(Data records)
◇ ◇ ◇ ◇ ◇
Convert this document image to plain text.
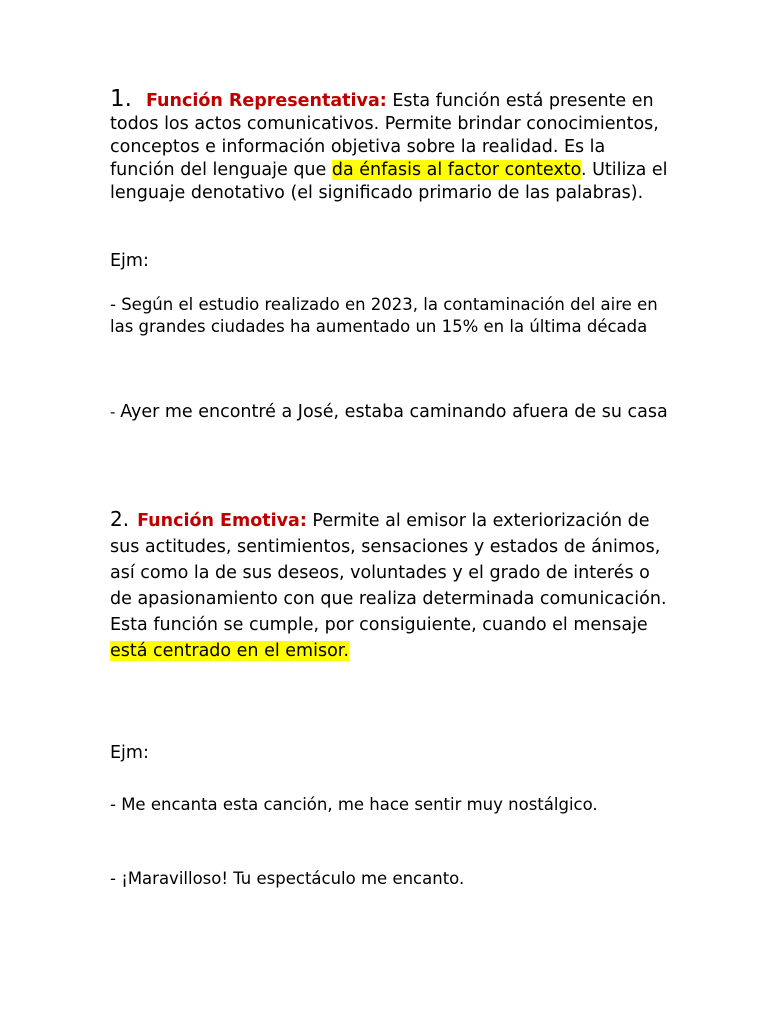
1. Función Representativa: Esta función está presente en todos los actos comunicativos. Permite brindar conocimientos, conceptos e información objetiva sobre la realidad. Es la función del lenguaje que da énfasis al factor contexto. Utiliza el lenguaje denotativo (el significado primario de las palabras).
Ejm:
- Según el estudio realizado en 2023, la contaminación del aire en las grandes ciudades ha aumentado un 15% en la última década
- Ayer me encontré a José, estaba caminando afuera de su casa
2. Función Emotiva: Permite al emisor la exteriorización de sus actitudes, sentimientos, sensaciones y estados de ánimos, así como la de sus deseos, voluntades y el grado de interés o de apasionamiento con que realiza determinada comunicación. Esta función se cumple, por consiguiente, cuando el mensaje está centrado en el emisor.
Ejm:
- Me encanta esta canción, me hace sentir muy nostálgico.
- ¡Maravilloso! Tu espectáculo me encanto.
◇ ◇ ◇ ◇ ◇
• [GIVEN REQUEST]
Tally the lines of the listing in which the word "función" occurs, and state the total alone.

• [ANSWER IN FULL]
2